>>>
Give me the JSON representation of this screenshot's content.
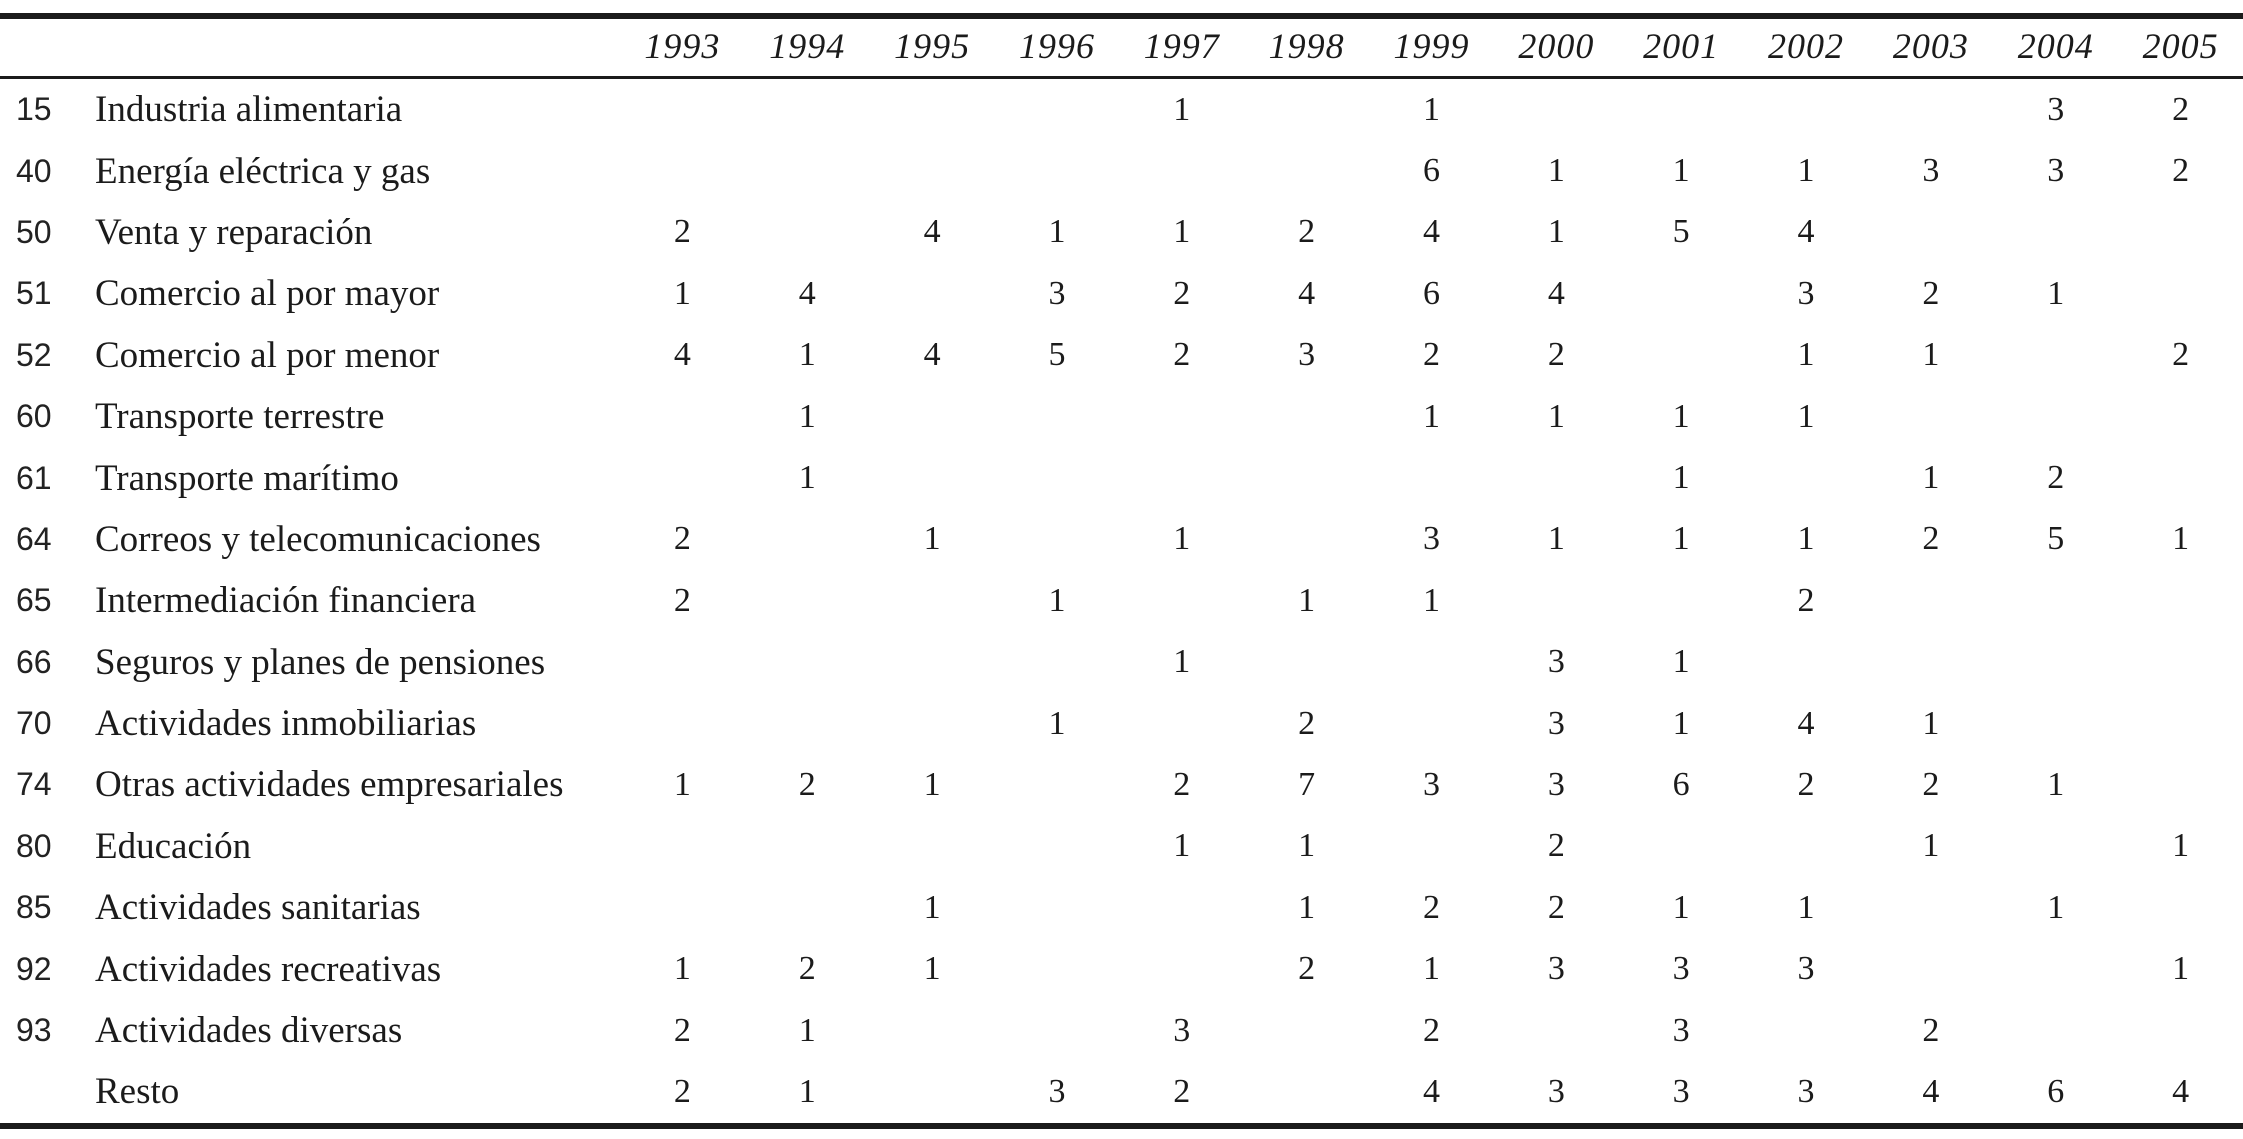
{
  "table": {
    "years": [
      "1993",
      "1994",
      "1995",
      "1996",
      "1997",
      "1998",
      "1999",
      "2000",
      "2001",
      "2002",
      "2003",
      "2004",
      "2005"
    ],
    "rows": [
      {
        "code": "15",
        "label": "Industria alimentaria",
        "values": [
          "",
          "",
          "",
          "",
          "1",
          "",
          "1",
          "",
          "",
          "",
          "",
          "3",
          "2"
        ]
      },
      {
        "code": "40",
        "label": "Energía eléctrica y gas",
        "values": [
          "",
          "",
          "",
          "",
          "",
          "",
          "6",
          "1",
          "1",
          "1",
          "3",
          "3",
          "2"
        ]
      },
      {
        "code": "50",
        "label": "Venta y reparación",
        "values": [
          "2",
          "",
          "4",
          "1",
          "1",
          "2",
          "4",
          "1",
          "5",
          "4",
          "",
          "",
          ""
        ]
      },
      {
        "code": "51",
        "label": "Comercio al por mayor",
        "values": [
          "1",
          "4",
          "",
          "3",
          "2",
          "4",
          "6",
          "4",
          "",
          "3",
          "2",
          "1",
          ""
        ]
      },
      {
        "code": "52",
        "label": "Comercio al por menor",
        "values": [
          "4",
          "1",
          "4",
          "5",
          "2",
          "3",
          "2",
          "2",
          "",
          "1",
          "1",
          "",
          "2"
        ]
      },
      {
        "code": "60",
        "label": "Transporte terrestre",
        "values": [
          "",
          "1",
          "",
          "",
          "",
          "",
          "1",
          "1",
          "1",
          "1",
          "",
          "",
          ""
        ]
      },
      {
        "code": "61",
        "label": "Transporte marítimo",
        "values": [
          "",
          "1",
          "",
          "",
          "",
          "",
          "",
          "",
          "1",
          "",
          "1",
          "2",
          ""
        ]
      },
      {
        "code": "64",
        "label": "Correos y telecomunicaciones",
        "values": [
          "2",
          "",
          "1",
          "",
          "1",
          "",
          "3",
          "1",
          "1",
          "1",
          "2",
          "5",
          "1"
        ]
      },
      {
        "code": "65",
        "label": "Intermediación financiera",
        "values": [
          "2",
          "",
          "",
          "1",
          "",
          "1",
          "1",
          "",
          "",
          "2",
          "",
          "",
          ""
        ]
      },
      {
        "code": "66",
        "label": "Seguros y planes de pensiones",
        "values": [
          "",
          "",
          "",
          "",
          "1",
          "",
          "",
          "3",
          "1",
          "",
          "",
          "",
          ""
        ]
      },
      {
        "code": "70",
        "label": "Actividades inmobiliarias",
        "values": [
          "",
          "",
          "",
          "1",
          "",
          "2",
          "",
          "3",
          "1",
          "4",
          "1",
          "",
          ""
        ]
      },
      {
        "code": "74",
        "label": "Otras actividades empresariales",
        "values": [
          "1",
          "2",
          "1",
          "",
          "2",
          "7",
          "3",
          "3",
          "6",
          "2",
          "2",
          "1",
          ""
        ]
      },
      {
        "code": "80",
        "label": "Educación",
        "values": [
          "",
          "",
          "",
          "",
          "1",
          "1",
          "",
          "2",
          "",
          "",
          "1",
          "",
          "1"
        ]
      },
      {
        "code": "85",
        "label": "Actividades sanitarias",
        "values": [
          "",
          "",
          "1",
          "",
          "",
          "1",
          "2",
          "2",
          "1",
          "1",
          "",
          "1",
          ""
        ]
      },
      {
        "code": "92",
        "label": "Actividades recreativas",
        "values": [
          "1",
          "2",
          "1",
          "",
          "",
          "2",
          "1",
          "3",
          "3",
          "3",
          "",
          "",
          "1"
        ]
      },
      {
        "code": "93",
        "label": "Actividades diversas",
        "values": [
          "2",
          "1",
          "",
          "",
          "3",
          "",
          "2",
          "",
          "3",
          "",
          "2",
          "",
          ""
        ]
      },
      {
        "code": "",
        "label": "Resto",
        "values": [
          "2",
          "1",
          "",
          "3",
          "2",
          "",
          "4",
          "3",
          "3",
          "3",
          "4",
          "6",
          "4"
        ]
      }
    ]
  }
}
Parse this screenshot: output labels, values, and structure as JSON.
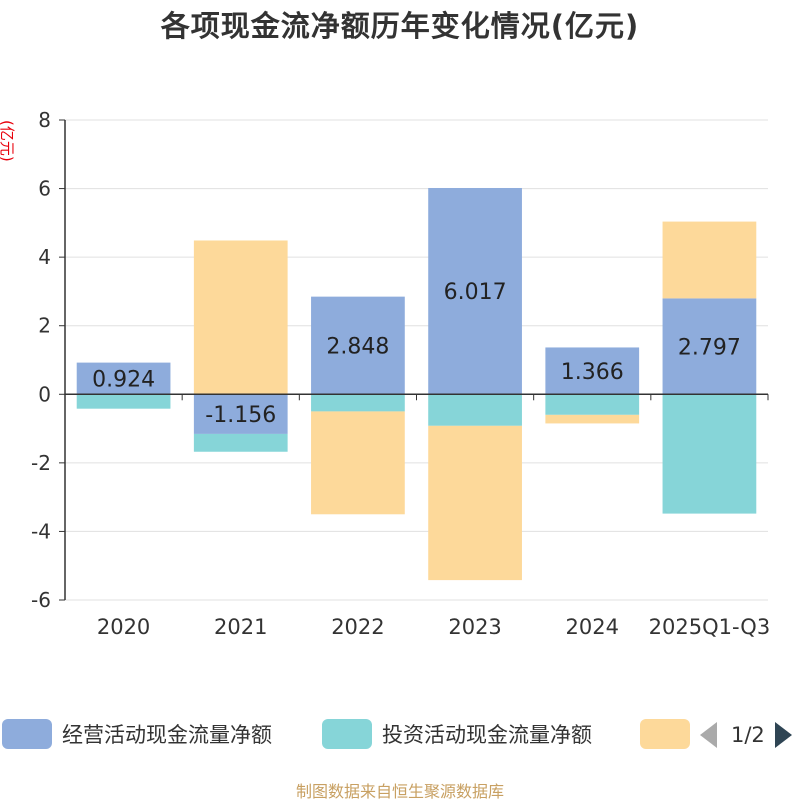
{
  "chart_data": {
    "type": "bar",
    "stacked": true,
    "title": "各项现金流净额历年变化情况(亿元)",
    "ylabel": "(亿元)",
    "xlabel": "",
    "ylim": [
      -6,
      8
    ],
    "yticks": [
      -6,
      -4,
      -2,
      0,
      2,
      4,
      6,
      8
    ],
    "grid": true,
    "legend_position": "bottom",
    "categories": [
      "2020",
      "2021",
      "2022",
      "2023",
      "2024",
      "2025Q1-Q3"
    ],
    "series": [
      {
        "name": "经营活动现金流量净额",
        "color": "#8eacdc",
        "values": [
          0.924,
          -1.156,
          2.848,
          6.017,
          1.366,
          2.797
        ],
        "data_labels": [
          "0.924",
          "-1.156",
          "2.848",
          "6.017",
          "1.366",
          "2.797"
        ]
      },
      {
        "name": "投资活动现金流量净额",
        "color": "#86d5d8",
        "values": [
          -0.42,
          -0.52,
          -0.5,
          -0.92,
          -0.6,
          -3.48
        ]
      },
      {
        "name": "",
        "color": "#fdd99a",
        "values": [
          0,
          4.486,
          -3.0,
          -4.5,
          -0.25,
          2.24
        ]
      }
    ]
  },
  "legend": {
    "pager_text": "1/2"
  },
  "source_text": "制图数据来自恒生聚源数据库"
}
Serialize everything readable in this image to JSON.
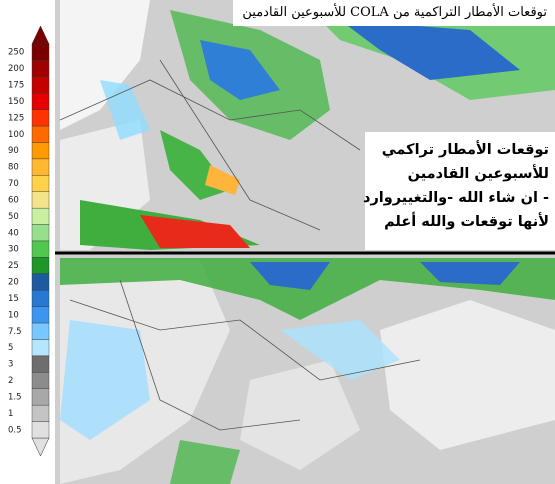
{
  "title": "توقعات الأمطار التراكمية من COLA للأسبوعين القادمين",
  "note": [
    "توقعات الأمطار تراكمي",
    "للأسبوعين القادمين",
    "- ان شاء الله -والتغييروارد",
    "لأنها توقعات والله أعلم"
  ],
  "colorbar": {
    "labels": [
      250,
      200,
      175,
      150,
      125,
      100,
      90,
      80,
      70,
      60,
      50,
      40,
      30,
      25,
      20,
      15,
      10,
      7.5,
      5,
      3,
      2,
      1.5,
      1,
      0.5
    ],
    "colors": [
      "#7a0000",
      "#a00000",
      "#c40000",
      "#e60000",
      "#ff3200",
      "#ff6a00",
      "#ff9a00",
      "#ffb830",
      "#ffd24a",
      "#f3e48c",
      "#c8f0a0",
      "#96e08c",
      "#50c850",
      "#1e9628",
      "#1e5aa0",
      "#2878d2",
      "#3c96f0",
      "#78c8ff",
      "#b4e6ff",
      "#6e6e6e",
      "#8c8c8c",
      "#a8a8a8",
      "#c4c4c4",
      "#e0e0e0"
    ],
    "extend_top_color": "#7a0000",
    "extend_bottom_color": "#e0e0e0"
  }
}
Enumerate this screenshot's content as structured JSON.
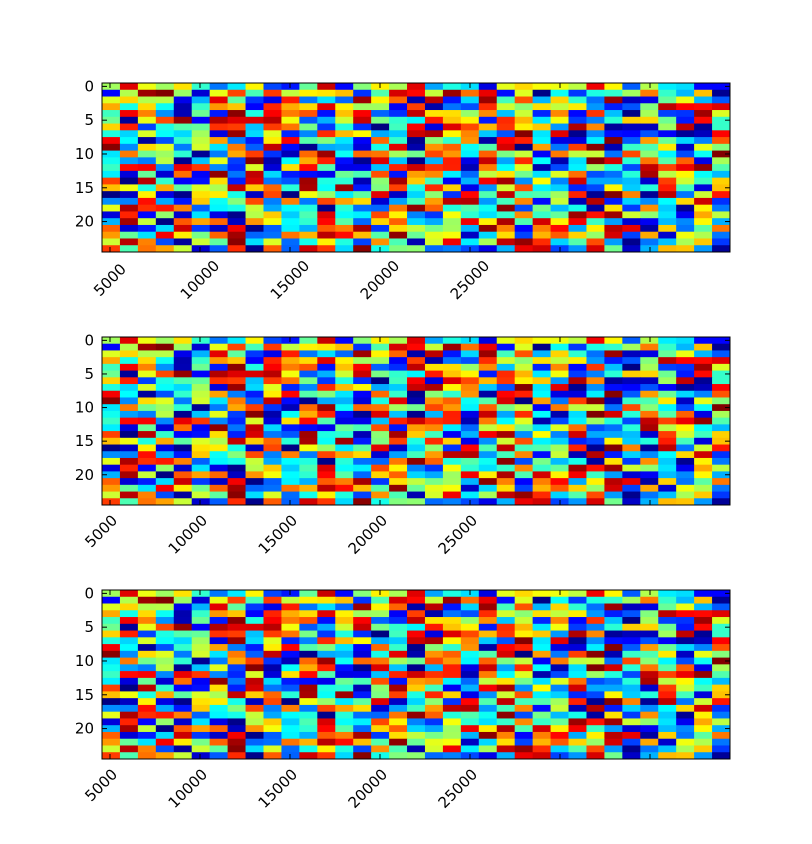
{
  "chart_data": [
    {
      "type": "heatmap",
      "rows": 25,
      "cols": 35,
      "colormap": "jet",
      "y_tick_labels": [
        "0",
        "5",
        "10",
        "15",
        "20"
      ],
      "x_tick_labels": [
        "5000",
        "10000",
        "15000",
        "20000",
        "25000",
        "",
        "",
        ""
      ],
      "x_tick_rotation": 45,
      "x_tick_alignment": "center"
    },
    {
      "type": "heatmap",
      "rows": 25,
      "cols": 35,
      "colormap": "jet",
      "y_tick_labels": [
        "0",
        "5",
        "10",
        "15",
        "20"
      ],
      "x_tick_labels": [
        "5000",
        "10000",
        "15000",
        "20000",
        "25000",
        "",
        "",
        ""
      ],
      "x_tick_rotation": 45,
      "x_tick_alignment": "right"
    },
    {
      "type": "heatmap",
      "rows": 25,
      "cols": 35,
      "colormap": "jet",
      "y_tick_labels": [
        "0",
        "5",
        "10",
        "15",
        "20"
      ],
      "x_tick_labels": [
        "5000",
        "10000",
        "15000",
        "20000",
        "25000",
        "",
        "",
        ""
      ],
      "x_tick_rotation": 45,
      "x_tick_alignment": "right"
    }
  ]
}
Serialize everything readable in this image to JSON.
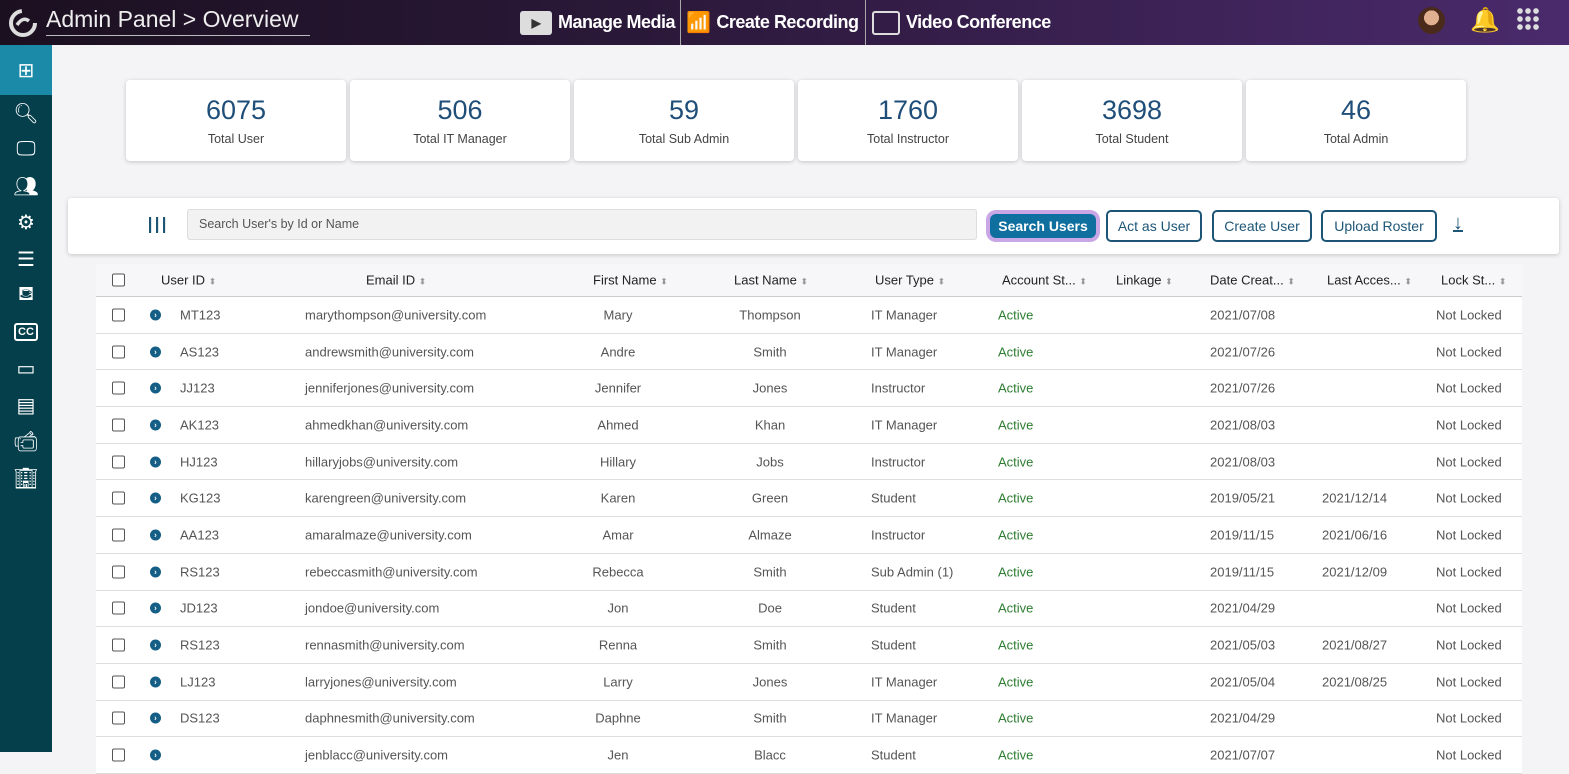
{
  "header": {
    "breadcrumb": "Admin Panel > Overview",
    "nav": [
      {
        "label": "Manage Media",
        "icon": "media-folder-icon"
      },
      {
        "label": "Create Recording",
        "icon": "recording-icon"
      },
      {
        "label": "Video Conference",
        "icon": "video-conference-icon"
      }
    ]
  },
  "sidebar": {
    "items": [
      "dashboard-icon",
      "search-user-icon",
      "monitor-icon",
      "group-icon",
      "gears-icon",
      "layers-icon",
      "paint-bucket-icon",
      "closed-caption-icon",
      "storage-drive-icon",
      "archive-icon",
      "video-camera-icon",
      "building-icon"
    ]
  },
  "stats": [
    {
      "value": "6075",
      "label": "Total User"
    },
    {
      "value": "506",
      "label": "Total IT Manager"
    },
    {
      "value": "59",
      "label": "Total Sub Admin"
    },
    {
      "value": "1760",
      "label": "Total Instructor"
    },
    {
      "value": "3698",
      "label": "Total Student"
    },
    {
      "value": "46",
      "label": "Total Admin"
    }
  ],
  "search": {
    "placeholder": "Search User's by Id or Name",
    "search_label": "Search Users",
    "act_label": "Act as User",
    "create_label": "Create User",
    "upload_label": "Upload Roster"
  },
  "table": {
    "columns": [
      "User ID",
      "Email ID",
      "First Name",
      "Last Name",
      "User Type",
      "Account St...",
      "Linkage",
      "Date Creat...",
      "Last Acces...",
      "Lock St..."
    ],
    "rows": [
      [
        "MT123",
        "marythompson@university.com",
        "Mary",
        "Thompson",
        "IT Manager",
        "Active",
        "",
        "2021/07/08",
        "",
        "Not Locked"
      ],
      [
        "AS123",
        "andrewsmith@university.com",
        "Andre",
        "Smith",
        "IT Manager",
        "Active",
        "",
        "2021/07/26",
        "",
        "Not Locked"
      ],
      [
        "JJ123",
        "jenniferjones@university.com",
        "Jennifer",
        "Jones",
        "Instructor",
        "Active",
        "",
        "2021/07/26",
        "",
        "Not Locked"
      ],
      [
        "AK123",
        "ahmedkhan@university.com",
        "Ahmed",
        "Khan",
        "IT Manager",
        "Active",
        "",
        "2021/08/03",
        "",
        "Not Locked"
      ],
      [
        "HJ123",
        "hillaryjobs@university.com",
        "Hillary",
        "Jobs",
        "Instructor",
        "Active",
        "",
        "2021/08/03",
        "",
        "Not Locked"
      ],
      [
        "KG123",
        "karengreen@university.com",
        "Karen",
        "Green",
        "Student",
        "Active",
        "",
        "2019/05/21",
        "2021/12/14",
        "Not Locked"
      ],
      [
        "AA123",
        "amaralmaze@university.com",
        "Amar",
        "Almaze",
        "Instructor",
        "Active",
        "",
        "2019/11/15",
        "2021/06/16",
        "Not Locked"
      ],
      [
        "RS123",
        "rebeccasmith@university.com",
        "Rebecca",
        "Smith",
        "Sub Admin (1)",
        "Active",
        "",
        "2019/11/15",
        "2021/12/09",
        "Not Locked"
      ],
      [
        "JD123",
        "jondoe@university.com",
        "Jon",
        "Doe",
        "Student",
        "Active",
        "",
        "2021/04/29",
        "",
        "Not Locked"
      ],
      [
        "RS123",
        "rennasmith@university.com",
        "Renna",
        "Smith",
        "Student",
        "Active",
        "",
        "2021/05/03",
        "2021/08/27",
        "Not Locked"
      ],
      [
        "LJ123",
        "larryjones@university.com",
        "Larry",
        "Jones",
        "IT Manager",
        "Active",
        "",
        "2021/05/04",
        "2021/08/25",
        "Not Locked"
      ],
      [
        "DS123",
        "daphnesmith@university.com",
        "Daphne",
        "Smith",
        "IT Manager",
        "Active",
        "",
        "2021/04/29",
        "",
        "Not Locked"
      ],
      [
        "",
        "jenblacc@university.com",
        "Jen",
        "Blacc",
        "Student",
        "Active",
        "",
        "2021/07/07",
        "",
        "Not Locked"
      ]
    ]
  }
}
<<<
_PROBLEM DESCRIPTION_
In the lines above, locate the string "Admin". Copy every line where it occurs.

_SOLUTION TO THIS EXERCISE_
    "breadcrumb": "Admin Panel > Overview",
      "label": "Total Sub Admin"
      "label": "Total Admin"
        "Sub Admin (1)",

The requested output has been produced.